Direction
Type out every line below exactly as it reads.

Working data
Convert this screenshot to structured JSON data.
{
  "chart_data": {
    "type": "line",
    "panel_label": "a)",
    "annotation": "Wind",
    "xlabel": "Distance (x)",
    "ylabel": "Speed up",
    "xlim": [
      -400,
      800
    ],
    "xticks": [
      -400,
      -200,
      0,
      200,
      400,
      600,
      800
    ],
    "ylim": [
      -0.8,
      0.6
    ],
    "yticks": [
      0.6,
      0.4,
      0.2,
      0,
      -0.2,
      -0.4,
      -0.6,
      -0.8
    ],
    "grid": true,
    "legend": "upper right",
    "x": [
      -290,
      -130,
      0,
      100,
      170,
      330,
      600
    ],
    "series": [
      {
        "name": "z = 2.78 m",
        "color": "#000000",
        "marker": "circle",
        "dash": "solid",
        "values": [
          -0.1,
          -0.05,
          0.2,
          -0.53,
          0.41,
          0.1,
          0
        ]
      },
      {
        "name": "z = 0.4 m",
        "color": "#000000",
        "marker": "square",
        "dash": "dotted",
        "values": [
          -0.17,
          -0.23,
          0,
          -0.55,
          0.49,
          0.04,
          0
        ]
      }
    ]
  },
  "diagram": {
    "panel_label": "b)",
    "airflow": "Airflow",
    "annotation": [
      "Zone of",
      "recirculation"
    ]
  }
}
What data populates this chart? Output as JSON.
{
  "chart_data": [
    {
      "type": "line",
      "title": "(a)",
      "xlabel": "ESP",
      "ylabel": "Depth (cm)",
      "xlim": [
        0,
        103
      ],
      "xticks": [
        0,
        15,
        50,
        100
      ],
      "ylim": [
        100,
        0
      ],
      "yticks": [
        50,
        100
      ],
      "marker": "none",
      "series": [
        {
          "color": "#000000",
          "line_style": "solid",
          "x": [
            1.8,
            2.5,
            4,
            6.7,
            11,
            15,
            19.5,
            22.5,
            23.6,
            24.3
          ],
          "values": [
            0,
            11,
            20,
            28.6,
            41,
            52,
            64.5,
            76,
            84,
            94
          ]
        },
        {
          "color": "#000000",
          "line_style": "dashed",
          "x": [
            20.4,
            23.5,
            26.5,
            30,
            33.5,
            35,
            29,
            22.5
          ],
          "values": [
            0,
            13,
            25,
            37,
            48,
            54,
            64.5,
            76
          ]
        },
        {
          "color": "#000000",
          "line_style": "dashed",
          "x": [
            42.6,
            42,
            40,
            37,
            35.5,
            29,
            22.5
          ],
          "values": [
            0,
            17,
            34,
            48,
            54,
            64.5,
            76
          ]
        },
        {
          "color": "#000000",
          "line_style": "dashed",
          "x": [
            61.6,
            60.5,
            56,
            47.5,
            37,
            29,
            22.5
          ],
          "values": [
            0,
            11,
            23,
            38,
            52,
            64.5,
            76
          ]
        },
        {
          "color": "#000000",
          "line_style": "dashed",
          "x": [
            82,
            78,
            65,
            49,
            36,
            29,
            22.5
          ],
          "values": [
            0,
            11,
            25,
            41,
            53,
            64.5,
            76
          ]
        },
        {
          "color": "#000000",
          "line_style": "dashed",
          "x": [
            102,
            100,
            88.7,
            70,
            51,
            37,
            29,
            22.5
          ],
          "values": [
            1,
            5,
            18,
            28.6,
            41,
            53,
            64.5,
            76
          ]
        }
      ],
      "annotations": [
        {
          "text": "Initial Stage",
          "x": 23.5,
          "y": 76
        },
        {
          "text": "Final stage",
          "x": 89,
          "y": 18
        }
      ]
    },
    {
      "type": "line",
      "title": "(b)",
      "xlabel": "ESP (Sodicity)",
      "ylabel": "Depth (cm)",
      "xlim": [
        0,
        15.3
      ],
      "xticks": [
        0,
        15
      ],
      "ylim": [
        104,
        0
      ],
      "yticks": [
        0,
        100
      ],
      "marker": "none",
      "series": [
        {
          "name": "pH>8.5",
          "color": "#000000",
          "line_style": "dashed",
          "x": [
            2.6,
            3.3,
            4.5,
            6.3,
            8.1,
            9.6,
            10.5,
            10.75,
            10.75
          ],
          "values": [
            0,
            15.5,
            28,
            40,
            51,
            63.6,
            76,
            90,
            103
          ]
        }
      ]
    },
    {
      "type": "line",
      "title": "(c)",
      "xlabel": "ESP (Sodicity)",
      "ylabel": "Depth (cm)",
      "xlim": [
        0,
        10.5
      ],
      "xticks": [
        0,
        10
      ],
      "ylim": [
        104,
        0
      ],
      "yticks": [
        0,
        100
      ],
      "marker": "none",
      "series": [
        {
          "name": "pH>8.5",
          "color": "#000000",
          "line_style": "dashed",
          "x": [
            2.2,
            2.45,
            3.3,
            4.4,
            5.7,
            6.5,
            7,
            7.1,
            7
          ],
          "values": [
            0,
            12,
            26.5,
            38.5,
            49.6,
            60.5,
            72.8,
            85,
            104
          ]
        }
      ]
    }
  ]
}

Output of the exercise
Convert this screenshot to structured JSON data.
{
  "chart_data": {
    "type": "line",
    "panel_label": "a)",
    "annotation": "Wind",
    "xlabel": "Distance (x)",
    "ylabel": "Speed up",
    "xlim": [
      -400,
      800
    ],
    "xticks": [
      -400,
      -200,
      0,
      200,
      400,
      600,
      800
    ],
    "ylim": [
      -0.8,
      0.6
    ],
    "yticks": [
      0.6,
      0.4,
      0.2,
      0,
      -0.2,
      -0.4,
      -0.6,
      -0.8
    ],
    "grid": true,
    "legend": "upper right",
    "x": [
      -290,
      -130,
      0,
      100,
      170,
      330,
      600
    ],
    "series": [
      {
        "name": "z = 2.78 m",
        "color": "#000000",
        "marker": "circle",
        "dash": "solid",
        "values": [
          -0.1,
          -0.05,
          0.2,
          -0.53,
          0.41,
          0.1,
          0
        ]
      },
      {
        "name": "z = 0.4 m",
        "color": "#000000",
        "marker": "square",
        "dash": "dotted",
        "values": [
          -0.17,
          -0.23,
          0,
          -0.55,
          0.49,
          0.04,
          0
        ]
      }
    ]
  },
  "diagram": {
    "panel_label": "b)",
    "airflow": "Airflow",
    "annotation": [
      "Zone of",
      "recirculation"
    ]
  }
}
What data populates this chart? Output as JSON.
{
  "chart_data": [
    {
      "type": "line",
      "title": "(a)",
      "xlabel": "ESP",
      "ylabel": "Depth (cm)",
      "xlim": [
        0,
        103
      ],
      "xticks": [
        0,
        15,
        50,
        100
      ],
      "ylim": [
        100,
        0
      ],
      "yticks": [
        50,
        100
      ],
      "marker": "none",
      "series": [
        {
          "color": "#000000",
          "line_style": "solid",
          "x": [
            1.8,
            2.5,
            4,
            6.7,
            11,
            15,
            19.5,
            22.5,
            23.6,
            24.3
          ],
          "values": [
            0,
            11,
            20,
            28.6,
            41,
            52,
            64.5,
            76,
            84,
            94
          ]
        },
        {
          "color": "#000000",
          "line_style": "dashed",
          "x": [
            20.4,
            23.5,
            26.5,
            30,
            33.5,
            35,
            29,
            22.5
          ],
          "values": [
            0,
            13,
            25,
            37,
            48,
            54,
            64.5,
            76
          ]
        },
        {
          "color": "#000000",
          "line_style": "dashed",
          "x": [
            42.6,
            42,
            40,
            37,
            35.5,
            29,
            22.5
          ],
          "values": [
            0,
            17,
            34,
            48,
            54,
            64.5,
            76
          ]
        },
        {
          "color": "#000000",
          "line_style": "dashed",
          "x": [
            61.6,
            60.5,
            56,
            47.5,
            37,
            29,
            22.5
          ],
          "values": [
            0,
            11,
            23,
            38,
            52,
            64.5,
            76
          ]
        },
        {
          "color": "#000000",
          "line_style": "dashed",
          "x": [
            82,
            78,
            65,
            49,
            36,
            29,
            22.5
          ],
          "values": [
            0,
            11,
            25,
            41,
            53,
            64.5,
            76
          ]
        },
        {
          "color": "#000000",
          "line_style": "dashed",
          "x": [
            102,
            100,
            88.7,
            70,
            51,
            37,
            29,
            22.5
          ],
          "values": [
            1,
            5,
            18,
            28.6,
            41,
            53,
            64.5,
            76
          ]
        }
      ],
      "annotations": [
        {
          "text": "Initial Stage",
          "x": 23.5,
          "y": 76
        },
        {
          "text": "Final stage",
          "x": 89,
          "y": 18
        }
      ]
    },
    {
      "type": "line",
      "title": "(b)",
      "xlabel": "ESP (Sodicity)",
      "ylabel": "Depth (cm)",
      "xlim": [
        0,
        15.3
      ],
      "xticks": [
        0,
        15
      ],
      "ylim": [
        104,
        0
      ],
      "yticks": [
        0,
        100
      ],
      "marker": "none",
      "series": [
        {
          "name": "pH>8.5",
          "color": "#000000",
          "line_style": "dashed",
          "x": [
            2.6,
            3.3,
            4.5,
            6.3,
            8.1,
            9.6,
            10.5,
            10.75,
            10.75
          ],
          "values": [
            0,
            15.5,
            28,
            40,
            51,
            63.6,
            76,
            90,
            103
          ]
        }
      ]
    },
    {
      "type": "line",
      "title": "(c)",
      "xlabel": "ESP (Sodicity)",
      "ylabel": "Depth (cm)",
      "xlim": [
        0,
        10.5
      ],
      "xticks": [
        0,
        10
      ],
      "ylim": [
        104,
        0
      ],
      "yticks": [
        0,
        100
      ],
      "marker": "none",
      "series": [
        {
          "name": "pH>8.5",
          "color": "#000000",
          "line_style": "dashed",
          "x": [
            2.2,
            2.45,
            3.3,
            4.4,
            5.7,
            6.5,
            7,
            7.1,
            7
          ],
          "values": [
            0,
            12,
            26.5,
            38.5,
            49.6,
            60.5,
            72.8,
            85,
            104
          ]
        }
      ]
    }
  ]
}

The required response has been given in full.